>> begin
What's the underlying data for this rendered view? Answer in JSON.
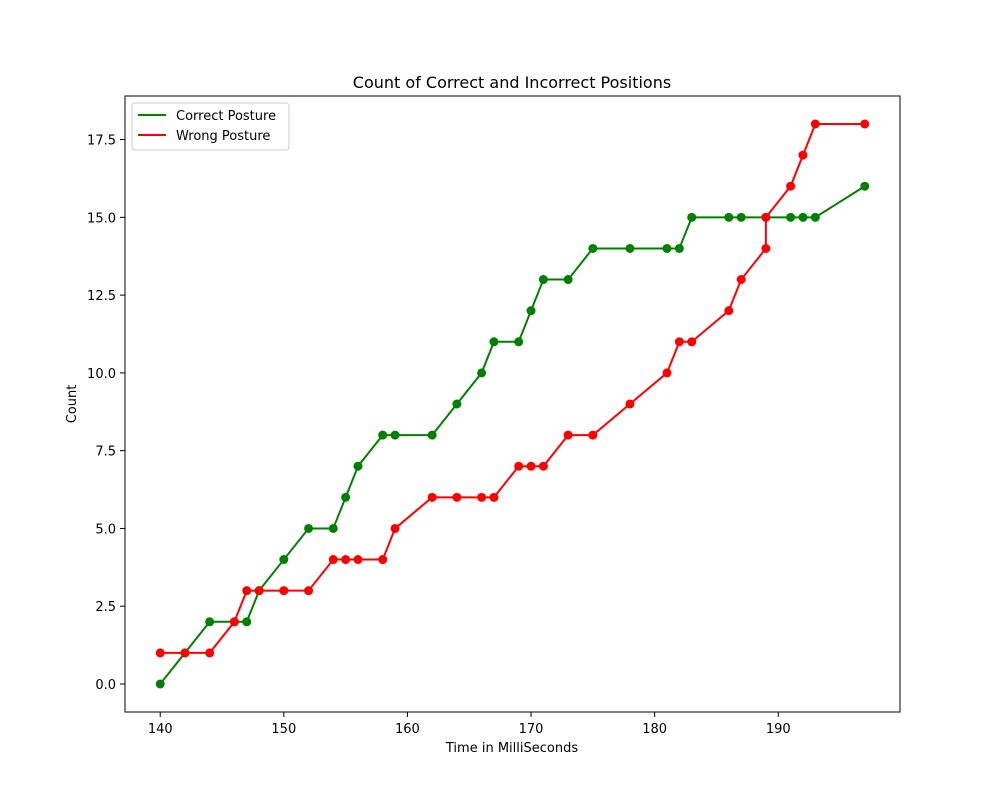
{
  "chart_data": {
    "type": "line",
    "title": "Count of Correct and Incorrect Positions",
    "xlabel": "Time in MilliSeconds",
    "ylabel": "Count",
    "xlim": [
      137.15,
      199.85
    ],
    "ylim": [
      -0.9,
      18.9
    ],
    "xticks": [
      140,
      150,
      160,
      170,
      180,
      190
    ],
    "yticks": [
      0.0,
      2.5,
      5.0,
      7.5,
      10.0,
      12.5,
      15.0,
      17.5
    ],
    "ytick_labels": [
      "0.0",
      "2.5",
      "5.0",
      "7.5",
      "10.0",
      "12.5",
      "15.0",
      "17.5"
    ],
    "grid": false,
    "legend_position": "upper-left",
    "series": [
      {
        "name": "Correct Posture",
        "color": "#008000",
        "marker": "circle",
        "points": [
          [
            140,
            0
          ],
          [
            142,
            1
          ],
          [
            144,
            2
          ],
          [
            146,
            2
          ],
          [
            147,
            2
          ],
          [
            148,
            3
          ],
          [
            150,
            4
          ],
          [
            152,
            5
          ],
          [
            154,
            5
          ],
          [
            155,
            6
          ],
          [
            156,
            7
          ],
          [
            158,
            8
          ],
          [
            159,
            8
          ],
          [
            162,
            8
          ],
          [
            164,
            9
          ],
          [
            166,
            10
          ],
          [
            167,
            11
          ],
          [
            169,
            11
          ],
          [
            170,
            12
          ],
          [
            171,
            13
          ],
          [
            173,
            13
          ],
          [
            175,
            14
          ],
          [
            178,
            14
          ],
          [
            181,
            14
          ],
          [
            182,
            14
          ],
          [
            183,
            15
          ],
          [
            186,
            15
          ],
          [
            187,
            15
          ],
          [
            189,
            15
          ],
          [
            191,
            15
          ],
          [
            192,
            15
          ],
          [
            193,
            15
          ],
          [
            197,
            16
          ]
        ]
      },
      {
        "name": "Wrong Posture",
        "color": "#ff0000",
        "marker": "circle",
        "points": [
          [
            140,
            1
          ],
          [
            142,
            1
          ],
          [
            144,
            1
          ],
          [
            146,
            2
          ],
          [
            147,
            3
          ],
          [
            148,
            3
          ],
          [
            150,
            3
          ],
          [
            152,
            3
          ],
          [
            154,
            4
          ],
          [
            155,
            4
          ],
          [
            156,
            4
          ],
          [
            158,
            4
          ],
          [
            159,
            5
          ],
          [
            162,
            6
          ],
          [
            164,
            6
          ],
          [
            166,
            6
          ],
          [
            167,
            6
          ],
          [
            169,
            7
          ],
          [
            170,
            7
          ],
          [
            171,
            7
          ],
          [
            173,
            8
          ],
          [
            175,
            8
          ],
          [
            178,
            9
          ],
          [
            181,
            10
          ],
          [
            182,
            11
          ],
          [
            183,
            11
          ],
          [
            186,
            12
          ],
          [
            187,
            13
          ],
          [
            189,
            14
          ],
          [
            189,
            15
          ],
          [
            191,
            16
          ],
          [
            192,
            17
          ],
          [
            193,
            18
          ],
          [
            197,
            18
          ]
        ]
      }
    ]
  }
}
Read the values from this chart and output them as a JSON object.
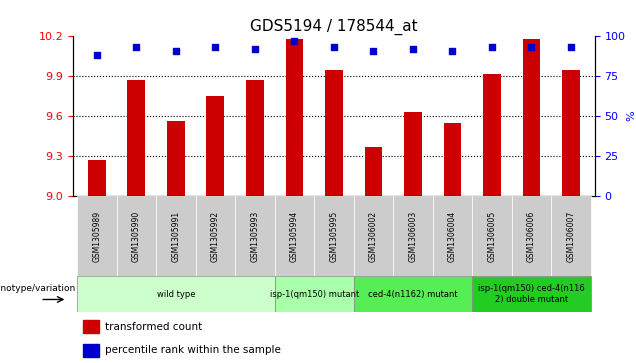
{
  "title": "GDS5194 / 178544_at",
  "samples": [
    "GSM1305989",
    "GSM1305990",
    "GSM1305991",
    "GSM1305992",
    "GSM1305993",
    "GSM1305994",
    "GSM1305995",
    "GSM1306002",
    "GSM1306003",
    "GSM1306004",
    "GSM1306005",
    "GSM1306006",
    "GSM1306007"
  ],
  "transformed_counts": [
    9.27,
    9.87,
    9.56,
    9.75,
    9.87,
    10.18,
    9.95,
    9.37,
    9.63,
    9.55,
    9.92,
    10.18,
    9.95
  ],
  "percentile_ranks": [
    88,
    93,
    91,
    93,
    92,
    97,
    93,
    91,
    92,
    91,
    93,
    93,
    93
  ],
  "ylim_left": [
    9.0,
    10.2
  ],
  "ylim_right": [
    0,
    100
  ],
  "yticks_left": [
    9.0,
    9.3,
    9.6,
    9.9,
    10.2
  ],
  "yticks_right": [
    0,
    25,
    50,
    75,
    100
  ],
  "bar_color": "#cc0000",
  "dot_color": "#0000cc",
  "bg_color": "#ffffff",
  "plot_bg": "#ffffff",
  "xtick_bg": "#cccccc",
  "group_positions": [
    {
      "label": "wild type",
      "start": 0,
      "end": 4,
      "color": "#ccffcc"
    },
    {
      "label": "isp-1(qm150) mutant",
      "start": 5,
      "end": 6,
      "color": "#aaffaa"
    },
    {
      "label": "ced-4(n1162) mutant",
      "start": 7,
      "end": 9,
      "color": "#55ee55"
    },
    {
      "label": "isp-1(qm150) ced-4(n116\n2) double mutant",
      "start": 10,
      "end": 12,
      "color": "#22cc22"
    }
  ],
  "legend_label_red": "transformed count",
  "legend_label_blue": "percentile rank within the sample",
  "genotype_label": "genotype/variation",
  "right_axis_label": "%",
  "title_fontsize": 11,
  "tick_fontsize": 8,
  "bar_width": 0.45
}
>> end
**Given instruction:** Without the pictures, transcribe the listing above exactly.

**Response to the task:**
What's the underlying data for this rendered view? Answer in JSON.
{
  "chart_data": {
    "type": "line",
    "title": "Count of Correct and Incorrect Positions",
    "xlabel": "Time in MilliSeconds",
    "ylabel": "Count",
    "xlim": [
      137.15,
      199.85
    ],
    "ylim": [
      -0.9,
      18.9
    ],
    "xticks": [
      140,
      150,
      160,
      170,
      180,
      190
    ],
    "yticks": [
      0.0,
      2.5,
      5.0,
      7.5,
      10.0,
      12.5,
      15.0,
      17.5
    ],
    "ytick_labels": [
      "0.0",
      "2.5",
      "5.0",
      "7.5",
      "10.0",
      "12.5",
      "15.0",
      "17.5"
    ],
    "grid": false,
    "legend_position": "upper-left",
    "series": [
      {
        "name": "Correct Posture",
        "color": "#008000",
        "marker": "circle",
        "points": [
          [
            140,
            0
          ],
          [
            142,
            1
          ],
          [
            144,
            2
          ],
          [
            146,
            2
          ],
          [
            147,
            2
          ],
          [
            148,
            3
          ],
          [
            150,
            4
          ],
          [
            152,
            5
          ],
          [
            154,
            5
          ],
          [
            155,
            6
          ],
          [
            156,
            7
          ],
          [
            158,
            8
          ],
          [
            159,
            8
          ],
          [
            162,
            8
          ],
          [
            164,
            9
          ],
          [
            166,
            10
          ],
          [
            167,
            11
          ],
          [
            169,
            11
          ],
          [
            170,
            12
          ],
          [
            171,
            13
          ],
          [
            173,
            13
          ],
          [
            175,
            14
          ],
          [
            178,
            14
          ],
          [
            181,
            14
          ],
          [
            182,
            14
          ],
          [
            183,
            15
          ],
          [
            186,
            15
          ],
          [
            187,
            15
          ],
          [
            189,
            15
          ],
          [
            191,
            15
          ],
          [
            192,
            15
          ],
          [
            193,
            15
          ],
          [
            197,
            16
          ]
        ]
      },
      {
        "name": "Wrong Posture",
        "color": "#ff0000",
        "marker": "circle",
        "points": [
          [
            140,
            1
          ],
          [
            142,
            1
          ],
          [
            144,
            1
          ],
          [
            146,
            2
          ],
          [
            147,
            3
          ],
          [
            148,
            3
          ],
          [
            150,
            3
          ],
          [
            152,
            3
          ],
          [
            154,
            4
          ],
          [
            155,
            4
          ],
          [
            156,
            4
          ],
          [
            158,
            4
          ],
          [
            159,
            5
          ],
          [
            162,
            6
          ],
          [
            164,
            6
          ],
          [
            166,
            6
          ],
          [
            167,
            6
          ],
          [
            169,
            7
          ],
          [
            170,
            7
          ],
          [
            171,
            7
          ],
          [
            173,
            8
          ],
          [
            175,
            8
          ],
          [
            178,
            9
          ],
          [
            181,
            10
          ],
          [
            182,
            11
          ],
          [
            183,
            11
          ],
          [
            186,
            12
          ],
          [
            187,
            13
          ],
          [
            189,
            14
          ],
          [
            189,
            15
          ],
          [
            191,
            16
          ],
          [
            192,
            17
          ],
          [
            193,
            18
          ],
          [
            197,
            18
          ]
        ]
      }
    ]
  }
}
Read the values from this chart and output them as a JSON object.
{
  "title": "GDS5194 / 178544_at",
  "samples": [
    "GSM1305989",
    "GSM1305990",
    "GSM1305991",
    "GSM1305992",
    "GSM1305993",
    "GSM1305994",
    "GSM1305995",
    "GSM1306002",
    "GSM1306003",
    "GSM1306004",
    "GSM1306005",
    "GSM1306006",
    "GSM1306007"
  ],
  "transformed_counts": [
    9.27,
    9.87,
    9.56,
    9.75,
    9.87,
    10.18,
    9.95,
    9.37,
    9.63,
    9.55,
    9.92,
    10.18,
    9.95
  ],
  "percentile_ranks": [
    88,
    93,
    91,
    93,
    92,
    97,
    93,
    91,
    92,
    91,
    93,
    93,
    93
  ],
  "ylim_left": [
    9.0,
    10.2
  ],
  "ylim_right": [
    0,
    100
  ],
  "yticks_left": [
    9.0,
    9.3,
    9.6,
    9.9,
    10.2
  ],
  "yticks_right": [
    0,
    25,
    50,
    75,
    100
  ],
  "bar_color": "#cc0000",
  "dot_color": "#0000cc",
  "bg_color": "#ffffff",
  "plot_bg": "#ffffff",
  "xtick_bg": "#cccccc",
  "group_positions": [
    {
      "label": "wild type",
      "start": 0,
      "end": 4,
      "color": "#ccffcc"
    },
    {
      "label": "isp-1(qm150) mutant",
      "start": 5,
      "end": 6,
      "color": "#aaffaa"
    },
    {
      "label": "ced-4(n1162) mutant",
      "start": 7,
      "end": 9,
      "color": "#55ee55"
    },
    {
      "label": "isp-1(qm150) ced-4(n116\n2) double mutant",
      "start": 10,
      "end": 12,
      "color": "#22cc22"
    }
  ],
  "legend_label_red": "transformed count",
  "legend_label_blue": "percentile rank within the sample",
  "genotype_label": "genotype/variation",
  "right_axis_label": "%",
  "title_fontsize": 11,
  "tick_fontsize": 8,
  "bar_width": 0.45
}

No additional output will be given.